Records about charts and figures

****************************************

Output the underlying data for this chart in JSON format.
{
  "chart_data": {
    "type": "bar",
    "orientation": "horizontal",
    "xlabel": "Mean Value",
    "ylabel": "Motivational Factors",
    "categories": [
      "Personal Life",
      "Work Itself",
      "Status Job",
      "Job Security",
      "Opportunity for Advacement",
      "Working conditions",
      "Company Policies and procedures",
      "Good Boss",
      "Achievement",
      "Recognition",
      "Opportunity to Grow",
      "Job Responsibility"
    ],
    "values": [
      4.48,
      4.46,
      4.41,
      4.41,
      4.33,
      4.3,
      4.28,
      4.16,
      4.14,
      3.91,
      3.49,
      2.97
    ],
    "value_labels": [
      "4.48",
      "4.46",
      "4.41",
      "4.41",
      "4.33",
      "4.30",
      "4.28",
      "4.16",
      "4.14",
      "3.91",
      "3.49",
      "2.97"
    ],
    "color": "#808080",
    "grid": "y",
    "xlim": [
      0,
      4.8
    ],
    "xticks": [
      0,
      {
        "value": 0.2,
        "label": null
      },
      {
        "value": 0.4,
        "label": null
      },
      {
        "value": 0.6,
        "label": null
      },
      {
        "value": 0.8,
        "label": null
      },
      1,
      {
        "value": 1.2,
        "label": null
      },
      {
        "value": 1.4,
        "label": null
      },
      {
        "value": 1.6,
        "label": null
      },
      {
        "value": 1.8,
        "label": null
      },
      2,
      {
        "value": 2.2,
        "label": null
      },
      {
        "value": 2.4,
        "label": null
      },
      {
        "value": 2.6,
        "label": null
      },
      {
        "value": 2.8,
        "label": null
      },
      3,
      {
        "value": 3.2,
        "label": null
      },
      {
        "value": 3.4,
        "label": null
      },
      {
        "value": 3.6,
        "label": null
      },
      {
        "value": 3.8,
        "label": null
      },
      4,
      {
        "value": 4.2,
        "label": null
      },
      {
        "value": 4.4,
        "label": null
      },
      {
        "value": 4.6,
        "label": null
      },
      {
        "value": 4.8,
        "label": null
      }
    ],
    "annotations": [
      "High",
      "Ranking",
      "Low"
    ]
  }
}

****************************************

## AIM
Every record above must be duplicated exactly.

## EXERCISE RESPONSE
Output the underlying data for this chart in JSON format.
{
  "chart_data": {
    "type": "bar",
    "orientation": "horizontal",
    "xlabel": "Mean Value",
    "ylabel": "Motivational Factors",
    "categories": [
      "Personal Life",
      "Work Itself",
      "Status Job",
      "Job Security",
      "Opportunity for Advacement",
      "Working conditions",
      "Company Policies and procedures",
      "Good Boss",
      "Achievement",
      "Recognition",
      "Opportunity to Grow",
      "Job Responsibility"
    ],
    "values": [
      4.48,
      4.46,
      4.41,
      4.41,
      4.33,
      4.3,
      4.28,
      4.16,
      4.14,
      3.91,
      3.49,
      2.97
    ],
    "value_labels": [
      "4.48",
      "4.46",
      "4.41",
      "4.41",
      "4.33",
      "4.30",
      "4.28",
      "4.16",
      "4.14",
      "3.91",
      "3.49",
      "2.97"
    ],
    "color": "#808080",
    "grid": "y",
    "xlim": [
      0,
      4.8
    ],
    "xticks": [
      0,
      {
        "value": 0.2,
        "label": null
      },
      {
        "value": 0.4,
        "label": null
      },
      {
        "value": 0.6,
        "label": null
      },
      {
        "value": 0.8,
        "label": null
      },
      1,
      {
        "value": 1.2,
        "label": null
      },
      {
        "value": 1.4,
        "label": null
      },
      {
        "value": 1.6,
        "label": null
      },
      {
        "value": 1.8,
        "label": null
      },
      2,
      {
        "value": 2.2,
        "label": null
      },
      {
        "value": 2.4,
        "label": null
      },
      {
        "value": 2.6,
        "label": null
      },
      {
        "value": 2.8,
        "label": null
      },
      3,
      {
        "value": 3.2,
        "label": null
      },
      {
        "value": 3.4,
        "label": null
      },
      {
        "value": 3.6,
        "label": null
      },
      {
        "value": 3.8,
        "label": null
      },
      4,
      {
        "value": 4.2,
        "label": null
      },
      {
        "value": 4.4,
        "label": null
      },
      {
        "value": 4.6,
        "label": null
      },
      {
        "value": 4.8,
        "label": null
      }
    ],
    "annotations": [
      "High",
      "Ranking",
      "Low"
    ]
  }
}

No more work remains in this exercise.